--- DATASET ---

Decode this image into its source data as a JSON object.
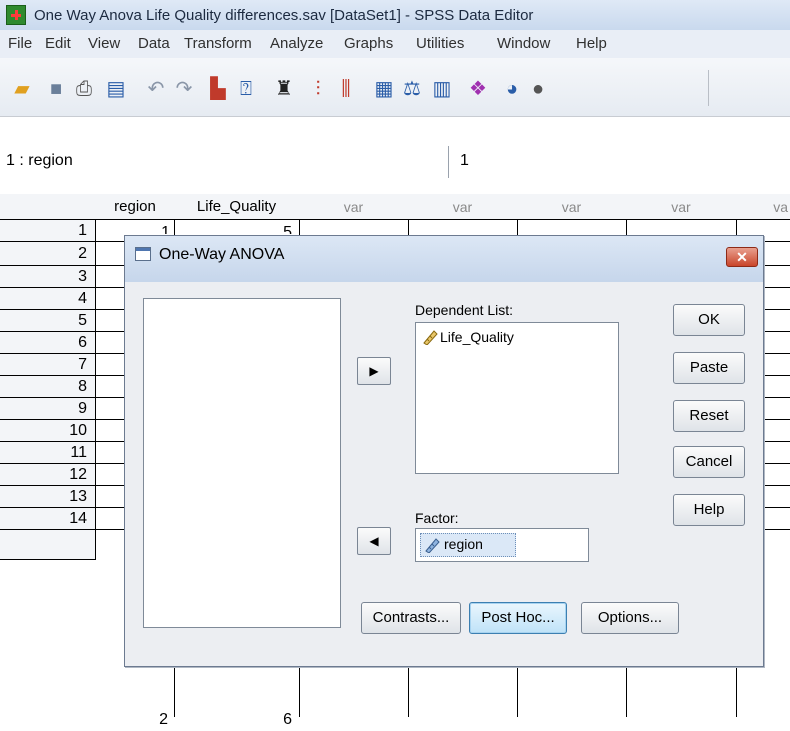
{
  "window": {
    "title": "One Way Anova Life Quality differences.sav [DataSet1] - SPSS Data Editor"
  },
  "menu": {
    "items": [
      "File",
      "Edit",
      "View",
      "Data",
      "Transform",
      "Analyze",
      "Graphs",
      "Utilities",
      "Window",
      "Help"
    ]
  },
  "toolbar": {
    "icons": [
      "open-folder-icon",
      "save-icon",
      "print-icon",
      "dialog-recall-icon",
      "undo-icon",
      "redo-icon",
      "goto-case-icon",
      "variables-icon",
      "find-icon",
      "insert-cases-icon",
      "insert-variable-icon",
      "split-file-icon",
      "weight-cases-icon",
      "select-cases-icon",
      "value-labels-icon",
      "use-variable-sets-icon",
      "show-all-variables-icon"
    ]
  },
  "cell_ref": {
    "name": "1 : region",
    "value": "1"
  },
  "grid": {
    "columns": [
      "region",
      "Life_Quality",
      "var",
      "var",
      "var",
      "var",
      "va"
    ],
    "row_numbers": [
      "1",
      "2",
      "3",
      "4",
      "5",
      "6",
      "7",
      "8",
      "9",
      "10",
      "11",
      "12",
      "13",
      "14"
    ],
    "visible_cells": {
      "row1_region": "1",
      "row1_life": "5",
      "row14_region": "2",
      "row14_life": "6"
    }
  },
  "dialog": {
    "title": "One-Way ANOVA",
    "close": "✕",
    "dependent_label": "Dependent List:",
    "dependent_items": [
      "Life_Quality"
    ],
    "factor_label": "Factor:",
    "factor_value": "region",
    "move_right": "▶",
    "move_left": "◀",
    "buttons": {
      "ok": "OK",
      "paste": "Paste",
      "reset": "Reset",
      "cancel": "Cancel",
      "help": "Help"
    },
    "bottom_buttons": {
      "contrasts": "Contrasts...",
      "posthoc": "Post Hoc...",
      "options": "Options..."
    }
  }
}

---

== PROBLEM DESCRIPTION ==
Retype everything in the material word for word, minus pictures.

== SOLVED PROBLEM ==
Decode this image into its source data as a JSON object.
{
  "window": {
    "title": "One Way Anova Life Quality differences.sav [DataSet1] - SPSS Data Editor"
  },
  "menu": {
    "items": [
      "File",
      "Edit",
      "View",
      "Data",
      "Transform",
      "Analyze",
      "Graphs",
      "Utilities",
      "Window",
      "Help"
    ]
  },
  "toolbar": {
    "icons": [
      "open-folder-icon",
      "save-icon",
      "print-icon",
      "dialog-recall-icon",
      "undo-icon",
      "redo-icon",
      "goto-case-icon",
      "variables-icon",
      "find-icon",
      "insert-cases-icon",
      "insert-variable-icon",
      "split-file-icon",
      "weight-cases-icon",
      "select-cases-icon",
      "value-labels-icon",
      "use-variable-sets-icon",
      "show-all-variables-icon"
    ]
  },
  "cell_ref": {
    "name": "1 : region",
    "value": "1"
  },
  "grid": {
    "columns": [
      "region",
      "Life_Quality",
      "var",
      "var",
      "var",
      "var",
      "va"
    ],
    "row_numbers": [
      "1",
      "2",
      "3",
      "4",
      "5",
      "6",
      "7",
      "8",
      "9",
      "10",
      "11",
      "12",
      "13",
      "14"
    ],
    "visible_cells": {
      "row1_region": "1",
      "row1_life": "5",
      "row14_region": "2",
      "row14_life": "6"
    }
  },
  "dialog": {
    "title": "One-Way ANOVA",
    "close": "✕",
    "dependent_label": "Dependent List:",
    "dependent_items": [
      "Life_Quality"
    ],
    "factor_label": "Factor:",
    "factor_value": "region",
    "move_right": "▶",
    "move_left": "◀",
    "buttons": {
      "ok": "OK",
      "paste": "Paste",
      "reset": "Reset",
      "cancel": "Cancel",
      "help": "Help"
    },
    "bottom_buttons": {
      "contrasts": "Contrasts...",
      "posthoc": "Post Hoc...",
      "options": "Options..."
    }
  }
}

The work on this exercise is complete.